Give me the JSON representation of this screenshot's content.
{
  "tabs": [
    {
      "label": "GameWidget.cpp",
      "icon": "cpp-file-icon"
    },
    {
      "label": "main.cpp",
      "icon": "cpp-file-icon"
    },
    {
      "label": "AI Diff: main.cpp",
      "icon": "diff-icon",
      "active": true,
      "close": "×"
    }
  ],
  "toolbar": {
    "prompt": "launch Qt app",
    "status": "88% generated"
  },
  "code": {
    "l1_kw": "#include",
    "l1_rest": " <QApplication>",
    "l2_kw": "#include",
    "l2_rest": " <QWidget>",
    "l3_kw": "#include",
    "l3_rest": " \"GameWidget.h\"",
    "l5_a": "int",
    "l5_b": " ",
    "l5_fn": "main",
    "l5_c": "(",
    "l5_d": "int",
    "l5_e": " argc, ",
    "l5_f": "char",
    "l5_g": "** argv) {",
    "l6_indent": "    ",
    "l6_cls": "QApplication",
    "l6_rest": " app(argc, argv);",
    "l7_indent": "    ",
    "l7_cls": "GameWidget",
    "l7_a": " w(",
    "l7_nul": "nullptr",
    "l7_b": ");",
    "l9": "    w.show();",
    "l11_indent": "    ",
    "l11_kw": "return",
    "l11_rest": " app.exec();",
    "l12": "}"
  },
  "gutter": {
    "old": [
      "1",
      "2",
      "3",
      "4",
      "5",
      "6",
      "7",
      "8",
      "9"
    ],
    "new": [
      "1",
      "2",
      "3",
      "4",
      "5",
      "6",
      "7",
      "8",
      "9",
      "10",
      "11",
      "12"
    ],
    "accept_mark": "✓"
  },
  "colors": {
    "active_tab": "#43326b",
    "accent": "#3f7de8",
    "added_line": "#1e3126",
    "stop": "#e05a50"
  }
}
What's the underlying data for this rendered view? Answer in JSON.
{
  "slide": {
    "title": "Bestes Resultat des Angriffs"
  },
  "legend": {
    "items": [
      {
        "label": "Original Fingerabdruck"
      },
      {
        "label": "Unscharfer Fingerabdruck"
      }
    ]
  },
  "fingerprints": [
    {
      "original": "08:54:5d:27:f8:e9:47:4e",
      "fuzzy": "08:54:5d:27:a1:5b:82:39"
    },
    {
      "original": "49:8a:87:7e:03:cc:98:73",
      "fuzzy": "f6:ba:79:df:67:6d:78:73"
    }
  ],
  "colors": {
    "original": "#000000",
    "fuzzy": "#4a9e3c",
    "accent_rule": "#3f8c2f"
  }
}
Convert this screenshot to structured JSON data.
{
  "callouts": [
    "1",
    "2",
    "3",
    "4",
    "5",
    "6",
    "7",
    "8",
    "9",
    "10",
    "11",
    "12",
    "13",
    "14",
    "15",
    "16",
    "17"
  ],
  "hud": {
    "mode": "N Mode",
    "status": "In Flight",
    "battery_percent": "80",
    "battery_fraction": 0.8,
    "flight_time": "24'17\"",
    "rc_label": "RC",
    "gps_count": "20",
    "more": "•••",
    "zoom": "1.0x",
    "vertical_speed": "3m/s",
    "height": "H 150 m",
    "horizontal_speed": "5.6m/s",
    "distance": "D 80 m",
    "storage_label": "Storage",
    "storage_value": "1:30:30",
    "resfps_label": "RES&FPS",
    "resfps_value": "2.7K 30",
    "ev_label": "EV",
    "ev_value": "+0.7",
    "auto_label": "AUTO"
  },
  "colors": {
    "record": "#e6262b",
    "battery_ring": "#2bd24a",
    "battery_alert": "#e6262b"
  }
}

**STATED GOAL:** Transcribe all the entries, keeping each one exactly as it is.

**SOLUTION TO THIS EXERCISE:**
Give me the JSON representation of this screenshot's content.
{
  "tabs": [
    {
      "label": "GameWidget.cpp",
      "icon": "cpp-file-icon"
    },
    {
      "label": "main.cpp",
      "icon": "cpp-file-icon"
    },
    {
      "label": "AI Diff: main.cpp",
      "icon": "diff-icon",
      "active": true,
      "close": "×"
    }
  ],
  "toolbar": {
    "prompt": "launch Qt app",
    "status": "88% generated"
  },
  "code": {
    "l1_kw": "#include",
    "l1_rest": " <QApplication>",
    "l2_kw": "#include",
    "l2_rest": " <QWidget>",
    "l3_kw": "#include",
    "l3_rest": " \"GameWidget.h\"",
    "l5_a": "int",
    "l5_b": " ",
    "l5_fn": "main",
    "l5_c": "(",
    "l5_d": "int",
    "l5_e": " argc, ",
    "l5_f": "char",
    "l5_g": "** argv) {",
    "l6_indent": "    ",
    "l6_cls": "QApplication",
    "l6_rest": " app(argc, argv);",
    "l7_indent": "    ",
    "l7_cls": "GameWidget",
    "l7_a": " w(",
    "l7_nul": "nullptr",
    "l7_b": ");",
    "l9": "    w.show();",
    "l11_indent": "    ",
    "l11_kw": "return",
    "l11_rest": " app.exec();",
    "l12": "}"
  },
  "gutter": {
    "old": [
      "1",
      "2",
      "3",
      "4",
      "5",
      "6",
      "7",
      "8",
      "9"
    ],
    "new": [
      "1",
      "2",
      "3",
      "4",
      "5",
      "6",
      "7",
      "8",
      "9",
      "10",
      "11",
      "12"
    ],
    "accept_mark": "✓"
  },
  "colors": {
    "active_tab": "#43326b",
    "accent": "#3f7de8",
    "added_line": "#1e3126",
    "stop": "#e05a50"
  }
}
What's the underlying data for this rendered view? Answer in JSON.
{
  "slide": {
    "title": "Bestes Resultat des Angriffs"
  },
  "legend": {
    "items": [
      {
        "label": "Original Fingerabdruck"
      },
      {
        "label": "Unscharfer Fingerabdruck"
      }
    ]
  },
  "fingerprints": [
    {
      "original": "08:54:5d:27:f8:e9:47:4e",
      "fuzzy": "08:54:5d:27:a1:5b:82:39"
    },
    {
      "original": "49:8a:87:7e:03:cc:98:73",
      "fuzzy": "f6:ba:79:df:67:6d:78:73"
    }
  ],
  "colors": {
    "original": "#000000",
    "fuzzy": "#4a9e3c",
    "accent_rule": "#3f8c2f"
  }
}
Convert this screenshot to structured JSON data.
{
  "callouts": [
    "1",
    "2",
    "3",
    "4",
    "5",
    "6",
    "7",
    "8",
    "9",
    "10",
    "11",
    "12",
    "13",
    "14",
    "15",
    "16",
    "17"
  ],
  "hud": {
    "mode": "N Mode",
    "status": "In Flight",
    "battery_percent": "80",
    "battery_fraction": 0.8,
    "flight_time": "24'17\"",
    "rc_label": "RC",
    "gps_count": "20",
    "more": "•••",
    "zoom": "1.0x",
    "vertical_speed": "3m/s",
    "height": "H 150 m",
    "horizontal_speed": "5.6m/s",
    "distance": "D 80 m",
    "storage_label": "Storage",
    "storage_value": "1:30:30",
    "resfps_label": "RES&FPS",
    "resfps_value": "2.7K 30",
    "ev_label": "EV",
    "ev_value": "+0.7",
    "auto_label": "AUTO"
  },
  "colors": {
    "record": "#e6262b",
    "battery_ring": "#2bd24a",
    "battery_alert": "#e6262b"
  }
}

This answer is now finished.